Data listing
◇ ◇ ◇ ◇ ◇

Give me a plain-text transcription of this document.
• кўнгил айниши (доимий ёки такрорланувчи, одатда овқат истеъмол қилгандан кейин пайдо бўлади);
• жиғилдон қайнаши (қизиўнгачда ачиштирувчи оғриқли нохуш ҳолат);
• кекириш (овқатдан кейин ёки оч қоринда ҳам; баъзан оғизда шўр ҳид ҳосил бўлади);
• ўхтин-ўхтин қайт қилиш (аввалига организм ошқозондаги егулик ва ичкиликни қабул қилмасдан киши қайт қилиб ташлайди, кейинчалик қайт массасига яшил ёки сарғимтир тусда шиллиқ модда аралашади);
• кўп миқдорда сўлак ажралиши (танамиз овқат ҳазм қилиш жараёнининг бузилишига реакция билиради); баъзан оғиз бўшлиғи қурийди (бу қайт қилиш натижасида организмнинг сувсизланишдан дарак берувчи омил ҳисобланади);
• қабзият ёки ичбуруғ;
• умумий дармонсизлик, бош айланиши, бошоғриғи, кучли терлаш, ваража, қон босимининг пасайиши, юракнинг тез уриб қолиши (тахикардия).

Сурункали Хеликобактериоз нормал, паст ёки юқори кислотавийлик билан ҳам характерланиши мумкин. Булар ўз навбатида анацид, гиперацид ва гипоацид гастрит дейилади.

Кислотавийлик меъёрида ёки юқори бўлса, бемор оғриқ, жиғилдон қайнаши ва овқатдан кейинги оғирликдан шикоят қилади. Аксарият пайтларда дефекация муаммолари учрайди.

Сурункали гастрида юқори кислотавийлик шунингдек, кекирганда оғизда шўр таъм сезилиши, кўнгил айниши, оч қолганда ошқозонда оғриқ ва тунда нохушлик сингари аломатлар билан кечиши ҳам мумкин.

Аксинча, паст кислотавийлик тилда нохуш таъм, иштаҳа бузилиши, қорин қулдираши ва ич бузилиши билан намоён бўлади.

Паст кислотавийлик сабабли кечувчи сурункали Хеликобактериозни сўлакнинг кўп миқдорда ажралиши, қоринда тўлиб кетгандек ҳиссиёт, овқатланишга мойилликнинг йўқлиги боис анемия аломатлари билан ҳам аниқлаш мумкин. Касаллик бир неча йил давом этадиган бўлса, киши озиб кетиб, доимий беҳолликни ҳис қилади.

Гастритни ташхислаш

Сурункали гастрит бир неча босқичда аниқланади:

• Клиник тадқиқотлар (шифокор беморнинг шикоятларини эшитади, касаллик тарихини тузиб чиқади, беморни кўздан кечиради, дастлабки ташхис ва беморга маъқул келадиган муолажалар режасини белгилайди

◇ ◇ ◇ ◇ ◇

- EXERCISE OBJECTIVE:
Retype the material in full, character for character.

- WORKED SOLUTION:
Give me a plain-text transcription of this document.
• кўнгил айниши (доимий ёки такрорланувчи, одатда овқат истеъмол қилгандан кейин пайдо бўлади);
• жиғилдон қайнаши (қизиўнгачда ачиштирувчи оғриқли нохуш ҳолат);
• кекириш (овқатдан кейин ёки оч қоринда ҳам; баъзан оғизда шўр ҳид ҳосил бўлади);
• ўхтин-ўхтин қайт қилиш (аввалига организм ошқозондаги егулик ва ичкиликни қабул қилмасдан киши қайт қилиб ташлайди, кейинчалик қайт массасига яшил ёки сарғимтир тусда шиллиқ модда аралашади);
• кўп миқдорда сўлак ажралиши (танамиз овқат ҳазм қилиш жараёнининг бузилишига реакция билиради); баъзан оғиз бўшлиғи қурийди (бу қайт қилиш натижасида организмнинг сувсизланишдан дарак берувчи омил ҳисобланади);
• қабзият ёки ичбуруғ;
• умумий дармонсизлик, бош айланиши, бошоғриғи, кучли терлаш, ваража, қон босимининг пасайиши, юракнинг тез уриб қолиши (тахикардия).

Сурункали Хеликобактериоз нормал, паст ёки юқори кислотавийлик билан ҳам характерланиши мумкин. Булар ўз навбатида анацид, гиперацид ва гипоацид гастрит дейилади.

Кислотавийлик меъёрида ёки юқори бўлса, бемор оғриқ, жиғилдон қайнаши ва овқатдан кейинги оғирликдан шикоят қилади. Аксарият пайтларда дефекация муаммолари учрайди.

Сурункали гастрида юқори кислотавийлик шунингдек, кекирганда оғизда шўр таъм сезилиши, кўнгил айниши, оч қолганда ошқозонда оғриқ ва тунда нохушлик сингари аломатлар билан кечиши ҳам мумкин.

Аксинча, паст кислотавийлик тилда нохуш таъм, иштаҳа бузилиши, қорин қулдираши ва ич бузилиши билан намоён бўлади.

Паст кислотавийлик сабабли кечувчи сурункали Хеликобактериозни сўлакнинг кўп миқдорда ажралиши, қоринда тўлиб кетгандек ҳиссиёт, овқатланишга мойилликнинг йўқлиги боис анемия аломатлари билан ҳам аниқлаш мумкин. Касаллик бир неча йил давом этадиган бўлса, киши озиб кетиб, доимий беҳолликни ҳис қилади.

Гастритни ташхислаш

Сурункали гастрит бир неча босқичда аниқланади:

• Клиник тадқиқотлар (шифокор беморнинг шикоятларини эшитади, касаллик тарихини тузиб чиқади, беморни кўздан кечиради, дастлабки ташхис ва беморга маъқул келадиган муолажалар режасини белгилайди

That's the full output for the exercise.